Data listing
#####

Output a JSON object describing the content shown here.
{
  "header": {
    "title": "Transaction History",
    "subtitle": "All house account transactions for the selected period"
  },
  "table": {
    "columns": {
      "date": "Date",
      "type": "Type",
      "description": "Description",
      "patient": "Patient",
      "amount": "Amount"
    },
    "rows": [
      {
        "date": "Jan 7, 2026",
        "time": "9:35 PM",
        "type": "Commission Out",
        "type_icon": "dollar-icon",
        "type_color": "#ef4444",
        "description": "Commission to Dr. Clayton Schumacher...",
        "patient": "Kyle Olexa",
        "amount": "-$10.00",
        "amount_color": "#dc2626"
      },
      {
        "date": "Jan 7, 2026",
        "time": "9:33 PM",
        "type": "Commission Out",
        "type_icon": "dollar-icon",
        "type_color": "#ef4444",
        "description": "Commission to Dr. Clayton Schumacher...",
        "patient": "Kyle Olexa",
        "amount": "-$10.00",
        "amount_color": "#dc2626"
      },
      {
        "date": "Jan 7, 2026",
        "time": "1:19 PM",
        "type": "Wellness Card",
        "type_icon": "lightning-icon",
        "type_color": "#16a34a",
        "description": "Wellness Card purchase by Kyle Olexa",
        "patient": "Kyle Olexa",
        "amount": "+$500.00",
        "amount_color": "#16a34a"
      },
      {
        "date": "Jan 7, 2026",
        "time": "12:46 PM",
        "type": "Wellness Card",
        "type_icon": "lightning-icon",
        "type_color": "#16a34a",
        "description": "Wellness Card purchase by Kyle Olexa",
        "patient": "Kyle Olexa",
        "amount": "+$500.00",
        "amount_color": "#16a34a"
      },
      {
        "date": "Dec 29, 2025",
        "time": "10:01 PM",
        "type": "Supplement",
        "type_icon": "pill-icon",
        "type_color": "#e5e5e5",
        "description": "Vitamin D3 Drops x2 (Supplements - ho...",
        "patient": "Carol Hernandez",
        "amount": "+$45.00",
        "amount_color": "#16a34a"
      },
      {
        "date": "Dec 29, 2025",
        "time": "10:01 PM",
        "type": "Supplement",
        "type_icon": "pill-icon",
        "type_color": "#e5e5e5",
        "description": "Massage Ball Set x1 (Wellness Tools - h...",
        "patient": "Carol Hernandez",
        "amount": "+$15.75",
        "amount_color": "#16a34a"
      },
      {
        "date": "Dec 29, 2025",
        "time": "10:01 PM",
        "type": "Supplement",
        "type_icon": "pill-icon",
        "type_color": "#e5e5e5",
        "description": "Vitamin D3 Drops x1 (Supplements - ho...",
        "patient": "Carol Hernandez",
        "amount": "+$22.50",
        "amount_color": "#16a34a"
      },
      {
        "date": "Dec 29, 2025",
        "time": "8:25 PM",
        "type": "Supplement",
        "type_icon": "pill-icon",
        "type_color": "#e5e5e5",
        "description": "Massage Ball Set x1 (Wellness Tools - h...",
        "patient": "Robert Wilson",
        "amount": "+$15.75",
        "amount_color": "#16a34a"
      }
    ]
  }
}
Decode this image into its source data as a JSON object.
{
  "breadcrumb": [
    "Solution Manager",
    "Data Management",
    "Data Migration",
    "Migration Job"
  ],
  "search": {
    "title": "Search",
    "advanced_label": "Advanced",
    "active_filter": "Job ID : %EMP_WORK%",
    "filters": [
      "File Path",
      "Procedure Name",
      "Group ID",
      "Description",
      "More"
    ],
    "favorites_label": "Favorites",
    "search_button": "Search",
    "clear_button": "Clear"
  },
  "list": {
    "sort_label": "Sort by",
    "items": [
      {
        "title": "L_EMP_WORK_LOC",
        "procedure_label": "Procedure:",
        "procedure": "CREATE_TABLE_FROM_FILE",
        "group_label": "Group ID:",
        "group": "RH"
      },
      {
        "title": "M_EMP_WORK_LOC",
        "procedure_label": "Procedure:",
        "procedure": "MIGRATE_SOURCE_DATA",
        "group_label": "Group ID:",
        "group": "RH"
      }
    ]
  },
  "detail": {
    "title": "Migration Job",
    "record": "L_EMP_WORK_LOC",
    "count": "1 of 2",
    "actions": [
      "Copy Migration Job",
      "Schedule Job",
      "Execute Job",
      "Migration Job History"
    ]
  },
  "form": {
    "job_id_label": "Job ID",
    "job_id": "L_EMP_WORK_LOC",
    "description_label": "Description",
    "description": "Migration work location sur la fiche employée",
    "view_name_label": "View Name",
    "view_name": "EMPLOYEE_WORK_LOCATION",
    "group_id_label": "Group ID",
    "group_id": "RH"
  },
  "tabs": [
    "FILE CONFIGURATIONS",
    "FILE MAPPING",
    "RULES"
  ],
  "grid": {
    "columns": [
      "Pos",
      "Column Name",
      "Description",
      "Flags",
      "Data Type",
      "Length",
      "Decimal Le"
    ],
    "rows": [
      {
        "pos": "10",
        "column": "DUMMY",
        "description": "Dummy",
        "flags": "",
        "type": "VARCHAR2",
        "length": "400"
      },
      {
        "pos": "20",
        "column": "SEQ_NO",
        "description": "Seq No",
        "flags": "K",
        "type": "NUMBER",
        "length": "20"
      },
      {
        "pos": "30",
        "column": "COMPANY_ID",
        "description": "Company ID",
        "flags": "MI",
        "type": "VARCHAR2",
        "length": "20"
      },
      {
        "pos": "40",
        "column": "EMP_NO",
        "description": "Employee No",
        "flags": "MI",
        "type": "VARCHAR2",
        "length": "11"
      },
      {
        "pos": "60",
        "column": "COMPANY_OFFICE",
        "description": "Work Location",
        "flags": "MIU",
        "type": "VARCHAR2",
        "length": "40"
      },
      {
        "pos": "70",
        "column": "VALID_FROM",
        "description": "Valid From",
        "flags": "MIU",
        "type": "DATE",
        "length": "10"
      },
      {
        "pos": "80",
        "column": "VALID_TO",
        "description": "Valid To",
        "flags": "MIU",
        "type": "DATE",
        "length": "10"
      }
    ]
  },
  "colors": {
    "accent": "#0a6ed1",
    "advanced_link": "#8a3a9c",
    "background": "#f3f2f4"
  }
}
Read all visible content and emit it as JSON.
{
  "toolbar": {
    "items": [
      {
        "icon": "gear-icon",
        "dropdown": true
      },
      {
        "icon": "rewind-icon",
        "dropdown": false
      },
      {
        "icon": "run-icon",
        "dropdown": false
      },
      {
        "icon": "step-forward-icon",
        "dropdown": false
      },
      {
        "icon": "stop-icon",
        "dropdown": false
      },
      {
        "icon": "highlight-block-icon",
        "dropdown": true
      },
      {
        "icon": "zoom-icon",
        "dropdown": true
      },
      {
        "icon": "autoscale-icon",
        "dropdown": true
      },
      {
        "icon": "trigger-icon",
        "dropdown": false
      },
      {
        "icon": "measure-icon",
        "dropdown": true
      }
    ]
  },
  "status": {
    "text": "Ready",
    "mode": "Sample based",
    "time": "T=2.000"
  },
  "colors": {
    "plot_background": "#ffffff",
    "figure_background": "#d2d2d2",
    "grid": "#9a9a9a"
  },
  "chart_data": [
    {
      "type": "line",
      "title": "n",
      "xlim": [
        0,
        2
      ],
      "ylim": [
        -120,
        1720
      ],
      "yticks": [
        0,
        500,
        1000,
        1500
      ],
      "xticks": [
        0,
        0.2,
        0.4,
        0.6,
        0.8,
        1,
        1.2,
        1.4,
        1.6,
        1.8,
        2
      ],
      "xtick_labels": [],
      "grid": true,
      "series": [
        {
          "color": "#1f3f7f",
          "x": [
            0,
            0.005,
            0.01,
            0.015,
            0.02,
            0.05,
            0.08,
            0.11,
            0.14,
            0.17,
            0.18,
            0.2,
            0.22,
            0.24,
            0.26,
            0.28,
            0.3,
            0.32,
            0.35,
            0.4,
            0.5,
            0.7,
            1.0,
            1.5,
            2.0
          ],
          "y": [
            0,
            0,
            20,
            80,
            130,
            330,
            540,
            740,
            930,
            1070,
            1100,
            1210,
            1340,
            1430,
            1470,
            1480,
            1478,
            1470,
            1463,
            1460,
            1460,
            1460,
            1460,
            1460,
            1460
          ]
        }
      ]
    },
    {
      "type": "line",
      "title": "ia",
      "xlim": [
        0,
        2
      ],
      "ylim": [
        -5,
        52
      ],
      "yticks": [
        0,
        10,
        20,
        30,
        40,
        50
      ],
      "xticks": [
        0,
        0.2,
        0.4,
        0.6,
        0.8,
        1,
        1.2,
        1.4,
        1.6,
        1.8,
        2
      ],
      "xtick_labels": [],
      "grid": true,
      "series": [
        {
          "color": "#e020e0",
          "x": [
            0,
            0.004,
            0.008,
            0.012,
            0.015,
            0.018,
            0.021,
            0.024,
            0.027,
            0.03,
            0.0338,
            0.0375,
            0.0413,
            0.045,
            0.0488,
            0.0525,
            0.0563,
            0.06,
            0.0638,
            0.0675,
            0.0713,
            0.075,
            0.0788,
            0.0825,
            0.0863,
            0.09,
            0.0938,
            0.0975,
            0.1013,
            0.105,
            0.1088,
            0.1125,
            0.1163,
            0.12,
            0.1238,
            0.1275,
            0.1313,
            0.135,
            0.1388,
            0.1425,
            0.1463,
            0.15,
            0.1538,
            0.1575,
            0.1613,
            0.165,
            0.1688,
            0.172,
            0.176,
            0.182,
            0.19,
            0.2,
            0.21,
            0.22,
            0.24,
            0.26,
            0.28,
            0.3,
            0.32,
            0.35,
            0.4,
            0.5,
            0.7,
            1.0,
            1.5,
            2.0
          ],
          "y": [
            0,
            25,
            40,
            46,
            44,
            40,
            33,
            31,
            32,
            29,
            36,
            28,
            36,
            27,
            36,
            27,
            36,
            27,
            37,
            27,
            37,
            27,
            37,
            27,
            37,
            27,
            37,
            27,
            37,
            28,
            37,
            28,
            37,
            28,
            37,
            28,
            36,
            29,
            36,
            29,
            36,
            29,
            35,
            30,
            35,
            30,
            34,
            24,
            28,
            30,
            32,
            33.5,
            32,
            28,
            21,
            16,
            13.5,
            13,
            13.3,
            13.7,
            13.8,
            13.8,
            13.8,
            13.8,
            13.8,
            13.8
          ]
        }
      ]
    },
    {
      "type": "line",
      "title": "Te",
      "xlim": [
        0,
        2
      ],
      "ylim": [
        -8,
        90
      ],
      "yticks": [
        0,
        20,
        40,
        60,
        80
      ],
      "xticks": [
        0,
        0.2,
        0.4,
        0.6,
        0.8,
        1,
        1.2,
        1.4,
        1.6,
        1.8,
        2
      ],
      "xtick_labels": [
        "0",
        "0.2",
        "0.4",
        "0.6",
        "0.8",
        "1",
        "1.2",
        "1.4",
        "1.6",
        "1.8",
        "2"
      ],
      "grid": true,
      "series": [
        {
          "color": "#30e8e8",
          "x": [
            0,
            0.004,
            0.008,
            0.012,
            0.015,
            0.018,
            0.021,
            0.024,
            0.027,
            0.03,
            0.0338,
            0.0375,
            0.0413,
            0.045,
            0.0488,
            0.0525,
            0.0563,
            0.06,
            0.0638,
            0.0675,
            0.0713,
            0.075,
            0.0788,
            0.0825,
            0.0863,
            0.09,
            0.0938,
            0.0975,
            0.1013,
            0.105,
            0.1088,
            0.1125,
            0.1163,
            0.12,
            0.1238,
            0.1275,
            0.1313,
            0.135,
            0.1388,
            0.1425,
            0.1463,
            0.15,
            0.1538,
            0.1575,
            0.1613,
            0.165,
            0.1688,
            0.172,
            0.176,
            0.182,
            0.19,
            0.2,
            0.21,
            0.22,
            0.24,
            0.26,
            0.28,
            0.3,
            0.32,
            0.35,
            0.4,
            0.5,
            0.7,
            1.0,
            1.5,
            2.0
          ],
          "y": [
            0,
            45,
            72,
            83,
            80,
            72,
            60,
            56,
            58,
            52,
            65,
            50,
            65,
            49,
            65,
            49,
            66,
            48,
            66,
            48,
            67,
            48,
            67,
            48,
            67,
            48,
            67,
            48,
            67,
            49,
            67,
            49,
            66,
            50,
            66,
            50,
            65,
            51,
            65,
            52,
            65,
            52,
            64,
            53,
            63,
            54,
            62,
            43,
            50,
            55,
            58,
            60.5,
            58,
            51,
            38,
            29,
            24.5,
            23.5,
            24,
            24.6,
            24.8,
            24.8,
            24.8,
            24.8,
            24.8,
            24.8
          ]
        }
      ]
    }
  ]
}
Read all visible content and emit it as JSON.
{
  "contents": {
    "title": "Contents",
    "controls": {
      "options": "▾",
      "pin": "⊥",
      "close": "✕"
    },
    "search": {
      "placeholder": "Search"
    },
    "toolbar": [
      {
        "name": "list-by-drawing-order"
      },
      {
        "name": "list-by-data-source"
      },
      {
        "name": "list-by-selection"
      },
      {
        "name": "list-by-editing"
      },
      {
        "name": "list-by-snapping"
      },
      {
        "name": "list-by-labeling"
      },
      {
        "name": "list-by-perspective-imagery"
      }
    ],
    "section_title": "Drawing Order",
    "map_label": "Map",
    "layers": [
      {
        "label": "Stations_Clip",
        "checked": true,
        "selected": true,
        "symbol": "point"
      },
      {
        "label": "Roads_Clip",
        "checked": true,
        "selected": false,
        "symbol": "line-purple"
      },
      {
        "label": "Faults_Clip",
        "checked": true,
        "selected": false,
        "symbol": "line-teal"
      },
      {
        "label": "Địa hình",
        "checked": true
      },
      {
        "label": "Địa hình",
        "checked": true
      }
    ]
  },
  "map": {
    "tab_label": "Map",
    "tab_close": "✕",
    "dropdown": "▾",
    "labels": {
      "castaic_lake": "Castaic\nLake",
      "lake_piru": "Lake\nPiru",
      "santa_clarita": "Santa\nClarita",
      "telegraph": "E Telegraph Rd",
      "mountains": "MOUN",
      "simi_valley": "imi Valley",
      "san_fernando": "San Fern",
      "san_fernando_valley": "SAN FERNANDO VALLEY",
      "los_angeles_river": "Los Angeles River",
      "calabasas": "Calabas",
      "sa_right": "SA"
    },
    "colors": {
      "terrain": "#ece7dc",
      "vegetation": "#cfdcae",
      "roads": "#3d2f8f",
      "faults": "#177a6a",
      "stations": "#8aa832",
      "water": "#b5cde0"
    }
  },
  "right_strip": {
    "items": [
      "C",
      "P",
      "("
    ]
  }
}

#####

* What is expected: Pick out and copy the lines of the entries that hold the string "Supplements".

* Exercise answer:
        "description": "Vitamin D3 Drops x2 (Supplements - ho...",
        "description": "Vitamin D3 Drops x1 (Supplements - ho...",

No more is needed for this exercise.